>> Begin

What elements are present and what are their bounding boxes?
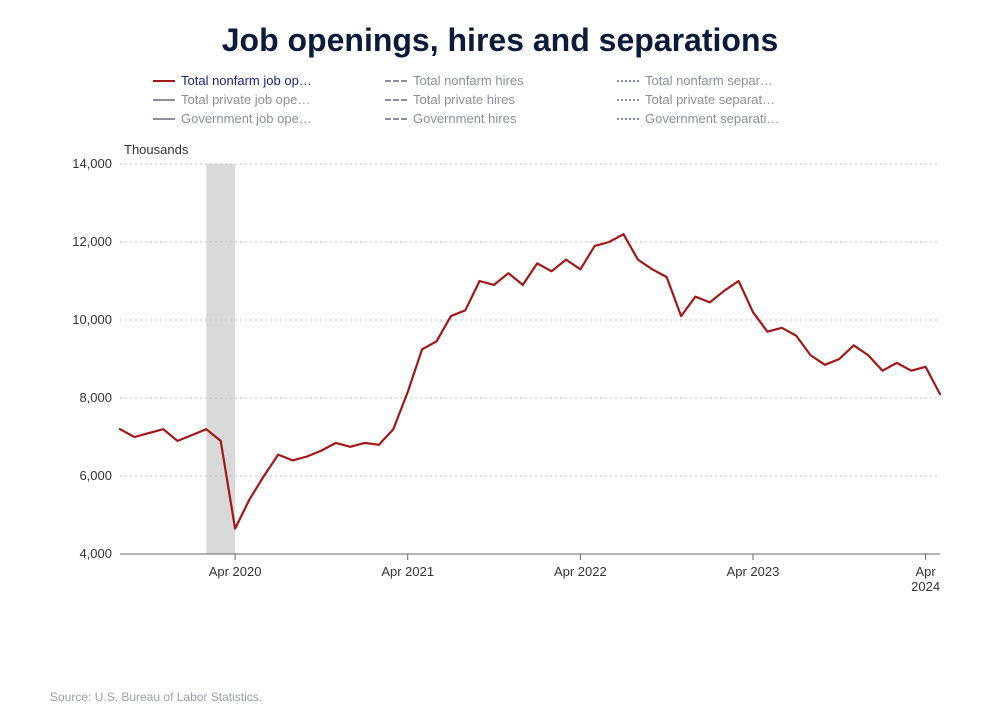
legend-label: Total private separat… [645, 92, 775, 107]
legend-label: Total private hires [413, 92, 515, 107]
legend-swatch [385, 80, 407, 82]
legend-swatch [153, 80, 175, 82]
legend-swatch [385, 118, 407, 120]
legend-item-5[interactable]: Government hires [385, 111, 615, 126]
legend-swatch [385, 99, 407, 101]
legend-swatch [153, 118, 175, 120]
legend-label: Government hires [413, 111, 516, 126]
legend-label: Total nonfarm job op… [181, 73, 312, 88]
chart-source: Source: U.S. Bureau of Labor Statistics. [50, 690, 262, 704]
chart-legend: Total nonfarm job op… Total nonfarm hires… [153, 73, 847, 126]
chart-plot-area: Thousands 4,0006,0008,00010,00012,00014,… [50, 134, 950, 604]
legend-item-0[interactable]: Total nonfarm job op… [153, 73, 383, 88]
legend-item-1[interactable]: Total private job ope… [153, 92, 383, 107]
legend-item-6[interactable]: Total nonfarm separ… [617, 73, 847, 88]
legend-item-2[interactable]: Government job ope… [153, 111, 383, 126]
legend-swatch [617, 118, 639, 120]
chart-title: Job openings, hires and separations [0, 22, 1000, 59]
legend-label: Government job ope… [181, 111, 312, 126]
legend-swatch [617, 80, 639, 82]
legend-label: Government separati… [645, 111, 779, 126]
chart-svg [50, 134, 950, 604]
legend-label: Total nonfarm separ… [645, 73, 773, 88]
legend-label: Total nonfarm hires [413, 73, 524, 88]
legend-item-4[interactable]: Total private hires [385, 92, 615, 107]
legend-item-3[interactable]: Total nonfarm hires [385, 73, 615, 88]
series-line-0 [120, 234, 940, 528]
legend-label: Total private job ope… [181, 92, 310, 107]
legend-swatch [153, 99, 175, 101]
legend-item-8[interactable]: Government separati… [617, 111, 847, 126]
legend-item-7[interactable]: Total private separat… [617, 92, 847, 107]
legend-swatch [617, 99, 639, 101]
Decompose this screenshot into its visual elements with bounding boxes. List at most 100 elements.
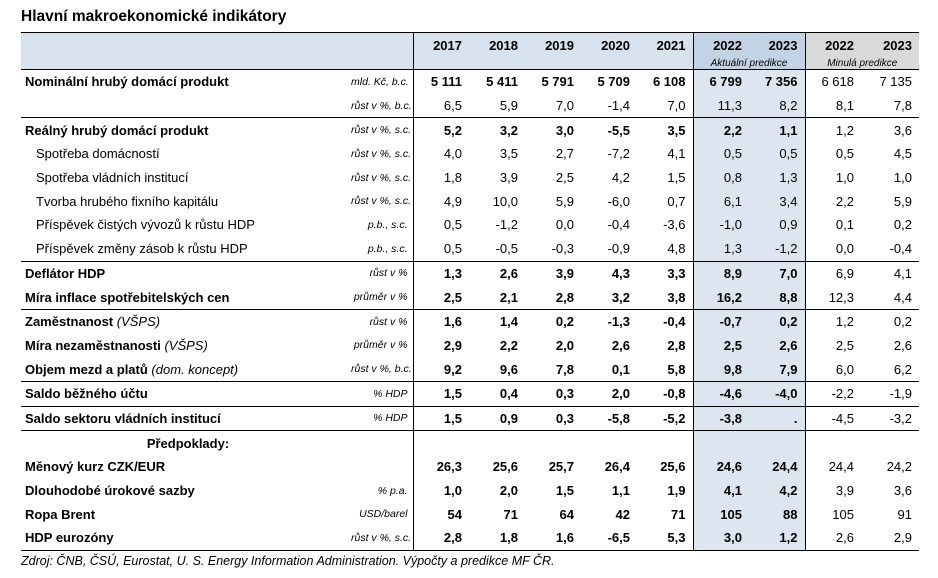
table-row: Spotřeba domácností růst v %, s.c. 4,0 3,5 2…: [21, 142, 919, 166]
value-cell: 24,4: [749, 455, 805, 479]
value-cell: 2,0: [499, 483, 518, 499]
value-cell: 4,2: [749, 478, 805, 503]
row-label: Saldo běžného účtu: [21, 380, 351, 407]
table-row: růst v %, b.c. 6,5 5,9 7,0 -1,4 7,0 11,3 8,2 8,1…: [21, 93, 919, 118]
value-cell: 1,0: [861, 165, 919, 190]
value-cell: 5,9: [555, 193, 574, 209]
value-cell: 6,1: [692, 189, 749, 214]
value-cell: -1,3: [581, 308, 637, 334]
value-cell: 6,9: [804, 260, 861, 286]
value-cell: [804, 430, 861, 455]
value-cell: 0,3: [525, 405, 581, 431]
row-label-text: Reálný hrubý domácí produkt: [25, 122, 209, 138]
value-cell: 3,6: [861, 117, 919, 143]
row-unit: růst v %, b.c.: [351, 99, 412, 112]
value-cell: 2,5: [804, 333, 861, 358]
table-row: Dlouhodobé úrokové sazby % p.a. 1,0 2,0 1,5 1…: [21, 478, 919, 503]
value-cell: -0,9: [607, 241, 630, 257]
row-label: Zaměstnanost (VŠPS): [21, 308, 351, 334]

>> End

◆ EXERCISE DESCRIPTION: Rewrite all the records with every "legend-swatch" changed to "legend-marker" and nothing else altered. Omit the pictures from your answer.

◆ THE ANSWER:
What elements are present and what are their bounding boxes?
legend-label: Total private separat… [645, 92, 775, 107]
legend-label: Total private hires [413, 92, 515, 107]
legend-marker [385, 80, 407, 82]
legend-marker [153, 80, 175, 82]
legend-marker [385, 118, 407, 120]
legend-item-5[interactable]: Government hires [385, 111, 615, 126]
legend-marker [385, 99, 407, 101]
legend-marker [153, 118, 175, 120]
legend-label: Government hires [413, 111, 516, 126]
legend-label: Total nonfarm job op… [181, 73, 312, 88]
chart-source: Source: U.S. Bureau of Labor Statistics. [50, 690, 262, 704]
chart-legend: Total nonfarm job op… Total nonfarm hires… [153, 73, 847, 126]
chart-plot-area: Thousands 4,0006,0008,00010,00012,00014,… [50, 134, 950, 604]
legend-item-0[interactable]: Total nonfarm job op… [153, 73, 383, 88]
legend-item-1[interactable]: Total private job ope… [153, 92, 383, 107]
legend-item-6[interactable]: Total nonfarm separ… [617, 73, 847, 88]
legend-item-2[interactable]: Government job ope… [153, 111, 383, 126]
legend-marker [617, 118, 639, 120]
chart-title: Job openings, hires and separations [0, 22, 1000, 59]
legend-label: Government job ope… [181, 111, 312, 126]
legend-marker [617, 80, 639, 82]
legend-label: Government separati… [645, 111, 779, 126]
chart-svg [50, 134, 950, 604]
legend-label: Total nonfarm separ… [645, 73, 773, 88]
legend-label: Total nonfarm hires [413, 73, 524, 88]
legend-item-4[interactable]: Total private hires [385, 92, 615, 107]
legend-item-3[interactable]: Total nonfarm hires [385, 73, 615, 88]
series-line-0 [120, 234, 940, 528]
legend-label: Total private job ope… [181, 92, 310, 107]
legend-marker [153, 99, 175, 101]
legend-item-8[interactable]: Government separati… [617, 111, 847, 126]
legend-item-7[interactable]: Total private separat… [617, 92, 847, 107]
legend-marker [617, 99, 639, 101]
Decompose this screenshot into its visual elements with bounding boxes. List at most 100 elements.
table-row: Spotřeba domácností růst v %, s.c. 4,0 3,5 2…: [21, 142, 919, 166]
value-cell: 24,4: [749, 455, 805, 479]
value-cell: 2,0: [499, 483, 518, 499]
value-cell: 4,2: [749, 478, 805, 503]
row-label: Saldo běžného účtu: [21, 380, 351, 407]
table-row: růst v %, b.c. 6,5 5,9 7,0 -1,4 7,0 11,3 8,2 8,1…: [21, 93, 919, 118]
value-cell: 1,0: [861, 165, 919, 190]
value-cell: 5,9: [555, 193, 574, 209]
value-cell: 6,1: [692, 189, 749, 214]
value-cell: -1,3: [581, 308, 637, 334]
value-cell: 6,9: [804, 260, 861, 286]
value-cell: [804, 430, 861, 455]
value-cell: 0,3: [525, 405, 581, 431]
row-label-text: Reálný hrubý domácí produkt: [25, 122, 209, 138]
value-cell: 3,6: [861, 117, 919, 143]
row-unit: růst v %, b.c.: [351, 99, 412, 112]
value-cell: 2,5: [804, 333, 861, 358]
table-row: Dlouhodobé úrokové sazby % p.a. 1,0 2,0 1,5 1…: [21, 478, 919, 503]
value-cell: -0,9: [607, 241, 630, 257]
row-label: Zaměstnanost (VŠPS): [21, 308, 351, 334]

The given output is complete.